* [Stated exercise]:
Find all lines in the listing that include the word "кислоти", then copy them.

[Some records]
------------
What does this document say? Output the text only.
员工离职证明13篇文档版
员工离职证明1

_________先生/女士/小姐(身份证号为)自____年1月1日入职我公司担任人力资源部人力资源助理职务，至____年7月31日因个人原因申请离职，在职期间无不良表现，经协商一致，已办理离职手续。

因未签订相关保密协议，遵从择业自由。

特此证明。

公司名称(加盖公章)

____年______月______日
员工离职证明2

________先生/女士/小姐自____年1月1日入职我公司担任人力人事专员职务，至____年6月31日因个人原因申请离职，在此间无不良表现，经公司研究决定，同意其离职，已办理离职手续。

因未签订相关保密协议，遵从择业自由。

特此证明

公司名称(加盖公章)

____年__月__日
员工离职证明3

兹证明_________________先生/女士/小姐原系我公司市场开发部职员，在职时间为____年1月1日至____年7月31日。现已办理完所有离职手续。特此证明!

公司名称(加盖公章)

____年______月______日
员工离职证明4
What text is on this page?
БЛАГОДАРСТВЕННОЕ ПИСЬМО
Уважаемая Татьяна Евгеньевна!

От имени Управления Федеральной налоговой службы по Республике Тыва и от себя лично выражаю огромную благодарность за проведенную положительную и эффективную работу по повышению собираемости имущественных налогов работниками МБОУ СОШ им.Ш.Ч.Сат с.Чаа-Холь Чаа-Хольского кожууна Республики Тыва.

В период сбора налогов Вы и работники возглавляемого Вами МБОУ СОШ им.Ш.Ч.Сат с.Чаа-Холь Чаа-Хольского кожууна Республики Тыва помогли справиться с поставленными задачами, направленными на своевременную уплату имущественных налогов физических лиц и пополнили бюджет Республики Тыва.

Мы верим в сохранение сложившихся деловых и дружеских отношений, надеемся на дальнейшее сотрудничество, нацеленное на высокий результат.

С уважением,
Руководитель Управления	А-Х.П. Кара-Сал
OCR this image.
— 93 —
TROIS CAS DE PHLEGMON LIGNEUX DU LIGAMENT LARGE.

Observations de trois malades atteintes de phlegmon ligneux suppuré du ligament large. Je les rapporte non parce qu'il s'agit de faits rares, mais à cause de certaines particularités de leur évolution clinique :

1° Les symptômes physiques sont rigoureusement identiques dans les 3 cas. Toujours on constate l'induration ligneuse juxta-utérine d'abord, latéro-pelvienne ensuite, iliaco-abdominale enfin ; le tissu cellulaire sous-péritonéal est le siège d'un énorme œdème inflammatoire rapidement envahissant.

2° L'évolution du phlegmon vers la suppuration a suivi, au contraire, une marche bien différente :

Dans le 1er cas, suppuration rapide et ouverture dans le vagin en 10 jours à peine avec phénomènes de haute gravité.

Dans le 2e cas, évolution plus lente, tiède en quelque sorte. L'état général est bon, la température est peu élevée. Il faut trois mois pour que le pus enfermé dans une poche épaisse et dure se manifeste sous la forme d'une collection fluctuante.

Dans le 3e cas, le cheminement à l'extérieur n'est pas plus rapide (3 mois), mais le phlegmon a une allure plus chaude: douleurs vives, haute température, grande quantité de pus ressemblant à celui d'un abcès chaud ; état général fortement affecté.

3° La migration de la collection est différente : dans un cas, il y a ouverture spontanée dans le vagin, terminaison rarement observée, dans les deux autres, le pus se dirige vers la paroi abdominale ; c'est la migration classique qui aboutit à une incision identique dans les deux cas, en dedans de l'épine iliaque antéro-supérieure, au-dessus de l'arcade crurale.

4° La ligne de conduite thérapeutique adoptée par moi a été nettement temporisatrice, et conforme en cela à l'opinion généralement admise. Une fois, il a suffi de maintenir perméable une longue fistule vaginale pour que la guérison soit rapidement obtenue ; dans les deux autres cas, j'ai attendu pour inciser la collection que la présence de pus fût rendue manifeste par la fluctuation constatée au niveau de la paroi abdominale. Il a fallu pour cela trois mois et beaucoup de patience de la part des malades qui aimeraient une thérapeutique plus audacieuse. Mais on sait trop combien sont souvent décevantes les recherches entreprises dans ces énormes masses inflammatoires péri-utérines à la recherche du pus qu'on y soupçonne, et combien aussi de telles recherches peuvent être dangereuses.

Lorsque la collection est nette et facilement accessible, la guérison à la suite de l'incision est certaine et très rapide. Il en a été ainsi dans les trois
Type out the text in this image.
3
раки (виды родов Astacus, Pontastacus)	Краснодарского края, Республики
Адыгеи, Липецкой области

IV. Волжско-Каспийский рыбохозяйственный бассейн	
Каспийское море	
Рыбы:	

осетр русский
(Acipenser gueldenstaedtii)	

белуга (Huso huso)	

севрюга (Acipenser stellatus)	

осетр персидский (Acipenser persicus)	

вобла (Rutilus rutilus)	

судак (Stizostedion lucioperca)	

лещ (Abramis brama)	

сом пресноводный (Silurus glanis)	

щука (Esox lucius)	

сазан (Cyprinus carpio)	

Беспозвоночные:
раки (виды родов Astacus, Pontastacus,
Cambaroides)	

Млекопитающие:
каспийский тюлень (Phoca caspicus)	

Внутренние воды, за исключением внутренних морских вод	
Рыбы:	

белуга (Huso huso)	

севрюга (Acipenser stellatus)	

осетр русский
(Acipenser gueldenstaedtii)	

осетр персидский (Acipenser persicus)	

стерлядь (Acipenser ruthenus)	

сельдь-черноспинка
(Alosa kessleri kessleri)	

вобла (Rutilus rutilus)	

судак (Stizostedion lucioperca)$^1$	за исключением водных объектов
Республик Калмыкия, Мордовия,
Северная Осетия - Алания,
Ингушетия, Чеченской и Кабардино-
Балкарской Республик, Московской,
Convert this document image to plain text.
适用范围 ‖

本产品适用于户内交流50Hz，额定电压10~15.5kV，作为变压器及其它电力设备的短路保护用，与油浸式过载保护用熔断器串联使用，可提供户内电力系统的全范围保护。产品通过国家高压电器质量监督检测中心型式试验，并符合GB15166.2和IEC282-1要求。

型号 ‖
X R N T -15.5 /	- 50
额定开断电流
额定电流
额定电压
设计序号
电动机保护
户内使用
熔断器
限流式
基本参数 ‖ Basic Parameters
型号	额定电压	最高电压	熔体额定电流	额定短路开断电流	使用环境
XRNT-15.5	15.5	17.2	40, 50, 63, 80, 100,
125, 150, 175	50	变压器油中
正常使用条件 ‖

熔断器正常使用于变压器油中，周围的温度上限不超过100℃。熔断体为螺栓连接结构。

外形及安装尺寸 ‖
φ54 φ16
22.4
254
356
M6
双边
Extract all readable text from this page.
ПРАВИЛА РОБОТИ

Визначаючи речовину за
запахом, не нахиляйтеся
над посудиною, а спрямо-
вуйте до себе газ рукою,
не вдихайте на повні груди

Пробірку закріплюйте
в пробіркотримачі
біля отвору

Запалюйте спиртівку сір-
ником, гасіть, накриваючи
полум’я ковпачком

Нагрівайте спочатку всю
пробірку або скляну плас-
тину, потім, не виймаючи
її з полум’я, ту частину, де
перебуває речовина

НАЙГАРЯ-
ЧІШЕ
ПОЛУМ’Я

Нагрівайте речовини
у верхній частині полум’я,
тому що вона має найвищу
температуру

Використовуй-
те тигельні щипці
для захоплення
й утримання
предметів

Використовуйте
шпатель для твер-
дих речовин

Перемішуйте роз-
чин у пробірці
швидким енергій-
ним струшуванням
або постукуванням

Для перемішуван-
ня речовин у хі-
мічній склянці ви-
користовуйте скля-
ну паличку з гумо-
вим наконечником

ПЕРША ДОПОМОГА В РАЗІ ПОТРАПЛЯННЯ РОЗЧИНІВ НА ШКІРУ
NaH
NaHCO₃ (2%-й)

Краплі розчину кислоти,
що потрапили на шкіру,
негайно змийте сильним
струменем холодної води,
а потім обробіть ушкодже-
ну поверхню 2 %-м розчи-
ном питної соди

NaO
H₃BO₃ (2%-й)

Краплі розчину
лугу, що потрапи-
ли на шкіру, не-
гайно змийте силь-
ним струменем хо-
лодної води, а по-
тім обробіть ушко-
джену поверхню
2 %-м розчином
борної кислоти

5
------------
* [Correct response]:
Краплі розчину кислоти,
борної кислоти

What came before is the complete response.